**EXERCISE DIRECTIONS**
Wherever a line holds the word "vazifalari", copy that line out.

**GIVEN RECORDS**
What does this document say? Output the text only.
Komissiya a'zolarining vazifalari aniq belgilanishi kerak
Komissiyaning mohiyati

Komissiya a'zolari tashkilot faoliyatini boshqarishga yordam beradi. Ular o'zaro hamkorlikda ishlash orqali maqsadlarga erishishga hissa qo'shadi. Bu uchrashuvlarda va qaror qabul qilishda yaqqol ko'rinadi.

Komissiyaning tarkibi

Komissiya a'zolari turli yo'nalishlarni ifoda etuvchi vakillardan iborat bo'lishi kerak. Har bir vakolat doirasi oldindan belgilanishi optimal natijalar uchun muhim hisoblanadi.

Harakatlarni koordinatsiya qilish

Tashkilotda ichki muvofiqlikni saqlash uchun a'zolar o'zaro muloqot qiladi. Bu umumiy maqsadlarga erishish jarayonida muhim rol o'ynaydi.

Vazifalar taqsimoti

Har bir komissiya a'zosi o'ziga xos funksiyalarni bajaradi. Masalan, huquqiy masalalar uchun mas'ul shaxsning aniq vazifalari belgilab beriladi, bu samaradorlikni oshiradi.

**SOLUTION**
Komissiya a'zolarining vazifalari aniq belgilanishi kerak
Har bir komissiya a'zosi o'ziga xos funksiyalarni bajaradi. Masalan, huquqiy masalalar uchun mas'ul shaxsning aniq vazifalari belgilab beriladi, bu samaradorlikni oshiradi.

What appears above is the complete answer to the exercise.